## [What is required]
In the copy, include every entry exactly but none of the pictures.

——————————

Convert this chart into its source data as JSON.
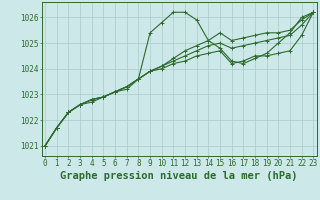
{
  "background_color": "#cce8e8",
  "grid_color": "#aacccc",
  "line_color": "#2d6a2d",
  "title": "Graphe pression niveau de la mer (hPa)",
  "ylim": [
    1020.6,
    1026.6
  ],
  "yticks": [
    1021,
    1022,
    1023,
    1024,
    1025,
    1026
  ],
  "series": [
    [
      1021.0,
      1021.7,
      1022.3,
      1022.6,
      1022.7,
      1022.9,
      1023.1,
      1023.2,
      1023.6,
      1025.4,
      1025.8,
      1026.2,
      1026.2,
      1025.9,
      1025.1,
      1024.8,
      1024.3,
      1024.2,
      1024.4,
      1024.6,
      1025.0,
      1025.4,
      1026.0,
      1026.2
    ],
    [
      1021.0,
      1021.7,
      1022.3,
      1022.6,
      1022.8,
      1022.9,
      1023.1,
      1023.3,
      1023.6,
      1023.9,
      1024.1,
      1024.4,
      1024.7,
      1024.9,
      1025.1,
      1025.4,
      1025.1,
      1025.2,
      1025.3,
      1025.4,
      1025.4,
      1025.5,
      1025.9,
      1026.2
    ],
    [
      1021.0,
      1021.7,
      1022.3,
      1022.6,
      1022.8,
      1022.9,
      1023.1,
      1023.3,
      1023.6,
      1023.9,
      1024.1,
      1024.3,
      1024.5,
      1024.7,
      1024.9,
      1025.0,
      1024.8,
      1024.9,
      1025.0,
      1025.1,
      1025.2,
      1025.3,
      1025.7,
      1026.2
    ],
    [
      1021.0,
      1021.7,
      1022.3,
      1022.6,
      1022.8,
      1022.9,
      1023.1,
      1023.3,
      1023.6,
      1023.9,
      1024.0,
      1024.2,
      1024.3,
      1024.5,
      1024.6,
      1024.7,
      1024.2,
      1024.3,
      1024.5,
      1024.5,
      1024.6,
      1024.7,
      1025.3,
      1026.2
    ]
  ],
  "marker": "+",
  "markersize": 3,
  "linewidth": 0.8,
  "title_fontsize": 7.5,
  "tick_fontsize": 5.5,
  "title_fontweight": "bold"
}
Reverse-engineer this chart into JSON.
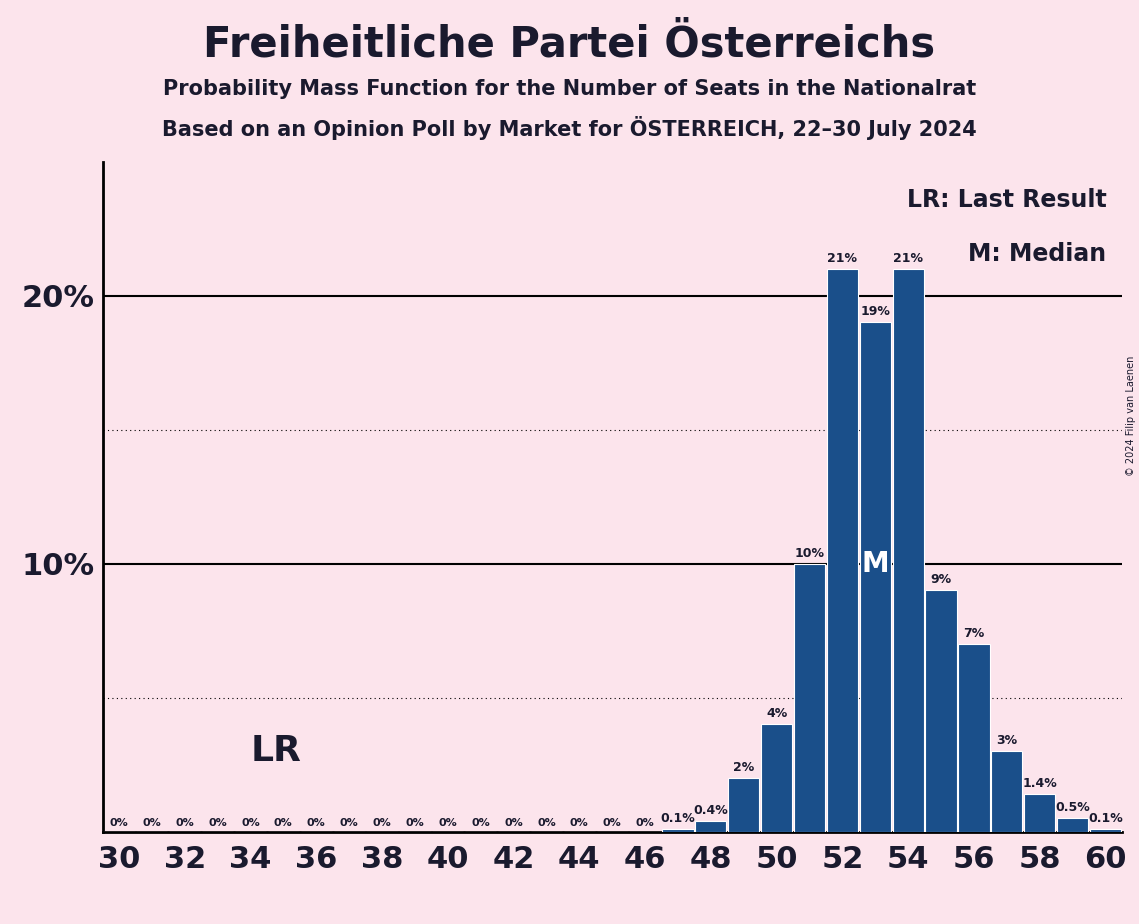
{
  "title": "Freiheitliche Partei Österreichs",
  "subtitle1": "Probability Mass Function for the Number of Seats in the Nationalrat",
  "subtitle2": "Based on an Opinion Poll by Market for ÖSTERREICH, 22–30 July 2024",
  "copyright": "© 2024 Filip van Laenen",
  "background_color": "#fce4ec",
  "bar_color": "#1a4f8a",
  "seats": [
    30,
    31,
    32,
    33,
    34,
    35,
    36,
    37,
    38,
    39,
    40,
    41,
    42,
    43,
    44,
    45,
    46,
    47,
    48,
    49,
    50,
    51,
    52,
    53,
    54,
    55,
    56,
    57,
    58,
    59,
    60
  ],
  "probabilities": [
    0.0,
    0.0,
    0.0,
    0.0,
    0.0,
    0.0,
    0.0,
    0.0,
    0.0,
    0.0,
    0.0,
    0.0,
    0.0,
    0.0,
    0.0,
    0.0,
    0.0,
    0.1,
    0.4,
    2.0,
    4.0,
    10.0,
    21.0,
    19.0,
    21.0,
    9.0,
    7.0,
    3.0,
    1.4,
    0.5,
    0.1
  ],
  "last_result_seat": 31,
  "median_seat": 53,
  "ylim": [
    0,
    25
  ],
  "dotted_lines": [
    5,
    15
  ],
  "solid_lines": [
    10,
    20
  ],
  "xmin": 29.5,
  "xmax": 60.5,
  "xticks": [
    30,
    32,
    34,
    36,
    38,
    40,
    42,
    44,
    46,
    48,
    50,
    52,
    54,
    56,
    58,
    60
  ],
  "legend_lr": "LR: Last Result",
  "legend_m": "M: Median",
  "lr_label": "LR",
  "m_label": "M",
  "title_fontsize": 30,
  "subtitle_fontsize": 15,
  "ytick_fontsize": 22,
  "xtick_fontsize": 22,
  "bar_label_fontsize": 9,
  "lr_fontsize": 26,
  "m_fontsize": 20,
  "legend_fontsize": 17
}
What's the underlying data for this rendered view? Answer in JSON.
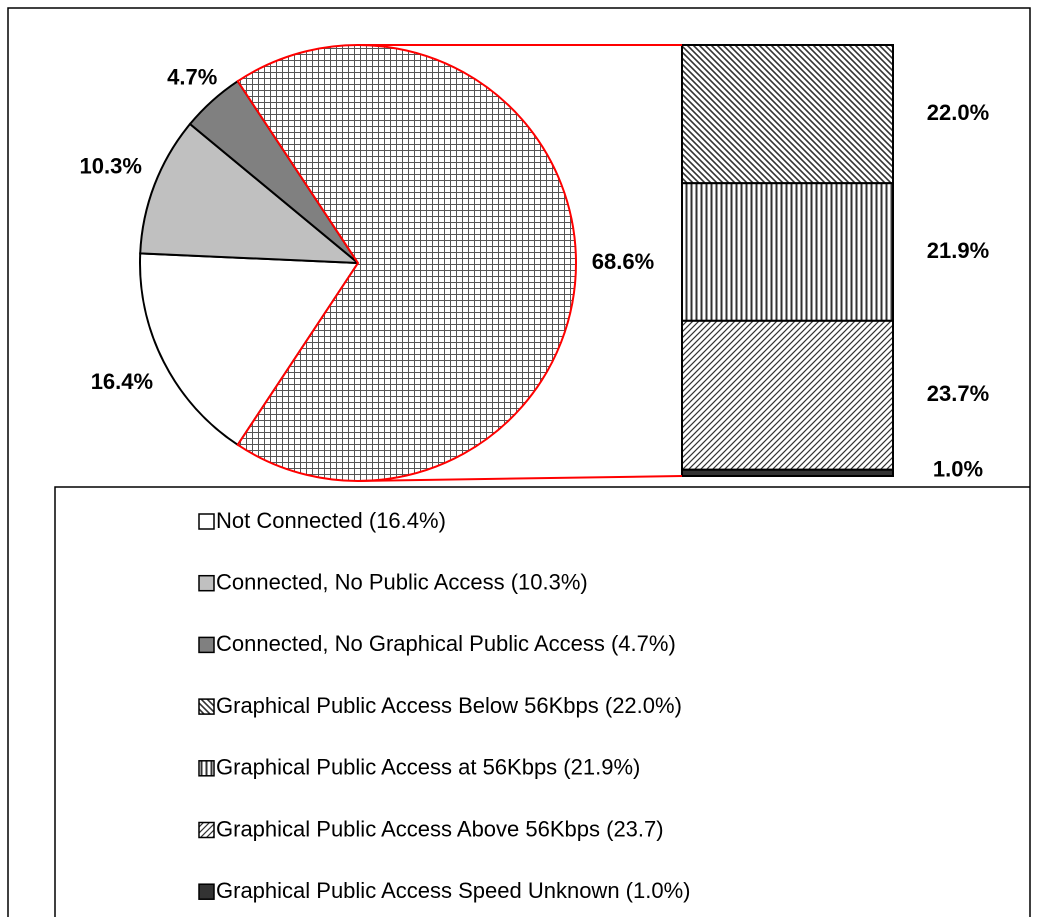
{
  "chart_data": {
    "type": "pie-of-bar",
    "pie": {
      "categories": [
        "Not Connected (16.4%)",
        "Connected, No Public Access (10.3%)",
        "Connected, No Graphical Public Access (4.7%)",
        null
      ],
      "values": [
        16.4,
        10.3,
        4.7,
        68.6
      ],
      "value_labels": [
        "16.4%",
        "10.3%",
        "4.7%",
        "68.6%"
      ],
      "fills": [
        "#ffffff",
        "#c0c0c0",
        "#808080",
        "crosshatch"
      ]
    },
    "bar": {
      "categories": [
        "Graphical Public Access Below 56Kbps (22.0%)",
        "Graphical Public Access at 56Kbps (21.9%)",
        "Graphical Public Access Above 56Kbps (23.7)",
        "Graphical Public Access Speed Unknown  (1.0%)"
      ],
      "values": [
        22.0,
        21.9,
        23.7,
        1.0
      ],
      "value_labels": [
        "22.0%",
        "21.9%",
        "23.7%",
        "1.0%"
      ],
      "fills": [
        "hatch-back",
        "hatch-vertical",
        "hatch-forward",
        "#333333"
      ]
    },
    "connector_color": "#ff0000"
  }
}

——————————

## [Task answer]
Convert this chart into its source data as JSON.
{
  "background_color": "#cce8e8",
  "grid_color": "#aacccc",
  "line_color": "#2d6a2d",
  "title": "Graphe pression niveau de la mer (hPa)",
  "ylim": [
    1020.6,
    1026.6
  ],
  "yticks": [
    1021,
    1022,
    1023,
    1024,
    1025,
    1026
  ],
  "series": [
    [
      1021.0,
      1021.7,
      1022.3,
      1022.6,
      1022.7,
      1022.9,
      1023.1,
      1023.2,
      1023.6,
      1025.4,
      1025.8,
      1026.2,
      1026.2,
      1025.9,
      1025.1,
      1024.8,
      1024.3,
      1024.2,
      1024.4,
      1024.6,
      1025.0,
      1025.4,
      1026.0,
      1026.2
    ],
    [
      1021.0,
      1021.7,
      1022.3,
      1022.6,
      1022.8,
      1022.9,
      1023.1,
      1023.3,
      1023.6,
      1023.9,
      1024.1,
      1024.4,
      1024.7,
      1024.9,
      1025.1,
      1025.4,
      1025.1,
      1025.2,
      1025.3,
      1025.4,
      1025.4,
      1025.5,
      1025.9,
      1026.2
    ],
    [
      1021.0,
      1021.7,
      1022.3,
      1022.6,
      1022.8,
      1022.9,
      1023.1,
      1023.3,
      1023.6,
      1023.9,
      1024.1,
      1024.3,
      1024.5,
      1024.7,
      1024.9,
      1025.0,
      1024.8,
      1024.9,
      1025.0,
      1025.1,
      1025.2,
      1025.3,
      1025.7,
      1026.2
    ],
    [
      1021.0,
      1021.7,
      1022.3,
      1022.6,
      1022.8,
      1022.9,
      1023.1,
      1023.3,
      1023.6,
      1023.9,
      1024.0,
      1024.2,
      1024.3,
      1024.5,
      1024.6,
      1024.7,
      1024.2,
      1024.3,
      1024.5,
      1024.5,
      1024.6,
      1024.7,
      1025.3,
      1026.2
    ]
  ],
  "marker": "+",
  "markersize": 3,
  "linewidth": 0.8,
  "title_fontsize": 7.5,
  "tick_fontsize": 5.5,
  "title_fontweight": "bold"
}
Reverse-engineer this chart into JSON.
{
  "title": "Freiheitliche Partei Österreichs",
  "subtitle1": "Probability Mass Function for the Number of Seats in the Nationalrat",
  "subtitle2": "Based on an Opinion Poll by Market for ÖSTERREICH, 22–30 July 2024",
  "copyright": "© 2024 Filip van Laenen",
  "background_color": "#fce4ec",
  "bar_color": "#1a4f8a",
  "seats": [
    30,
    31,
    32,
    33,
    34,
    35,
    36,
    37,
    38,
    39,
    40,
    41,
    42,
    43,
    44,
    45,
    46,
    47,
    48,
    49,
    50,
    51,
    52,
    53,
    54,
    55,
    56,
    57,
    58,
    59,
    60
  ],
  "probabilities": [
    0.0,
    0.0,
    0.0,
    0.0,
    0.0,
    0.0,
    0.0,
    0.0,
    0.0,
    0.0,
    0.0,
    0.0,
    0.0,
    0.0,
    0.0,
    0.0,
    0.0,
    0.1,
    0.4,
    2.0,
    4.0,
    10.0,
    21.0,
    19.0,
    21.0,
    9.0,
    7.0,
    3.0,
    1.4,
    0.5,
    0.1
  ],
  "last_result_seat": 31,
  "median_seat": 53,
  "ylim": [
    0,
    25
  ],
  "dotted_lines": [
    5,
    15
  ],
  "solid_lines": [
    10,
    20
  ],
  "xmin": 29.5,
  "xmax": 60.5,
  "xticks": [
    30,
    32,
    34,
    36,
    38,
    40,
    42,
    44,
    46,
    48,
    50,
    52,
    54,
    56,
    58,
    60
  ],
  "legend_lr": "LR: Last Result",
  "legend_m": "M: Median",
  "lr_label": "LR",
  "m_label": "M",
  "title_fontsize": 30,
  "subtitle_fontsize": 15,
  "ytick_fontsize": 22,
  "xtick_fontsize": 22,
  "bar_label_fontsize": 9,
  "lr_fontsize": 26,
  "m_fontsize": 20,
  "legend_fontsize": 17
}
What's the underlying data for this rendered view? Answer in JSON.
{
  "chart_data": {
    "type": "pie-of-bar",
    "pie": {
      "categories": [
        "Not Connected (16.4%)",
        "Connected, No Public Access (10.3%)",
        "Connected, No Graphical Public Access (4.7%)",
        null
      ],
      "values": [
        16.4,
        10.3,
        4.7,
        68.6
      ],
      "value_labels": [
        "16.4%",
        "10.3%",
        "4.7%",
        "68.6%"
      ],
      "fills": [
        "#ffffff",
        "#c0c0c0",
        "#808080",
        "crosshatch"
      ]
    },
    "bar": {
      "categories": [
        "Graphical Public Access Below 56Kbps (22.0%)",
        "Graphical Public Access at 56Kbps (21.9%)",
        "Graphical Public Access Above 56Kbps (23.7)",
        "Graphical Public Access Speed Unknown  (1.0%)"
      ],
      "values": [
        22.0,
        21.9,
        23.7,
        1.0
      ],
      "value_labels": [
        "22.0%",
        "21.9%",
        "23.7%",
        "1.0%"
      ],
      "fills": [
        "hatch-back",
        "hatch-vertical",
        "hatch-forward",
        "#333333"
      ]
    },
    "connector_color": "#ff0000"
  }
}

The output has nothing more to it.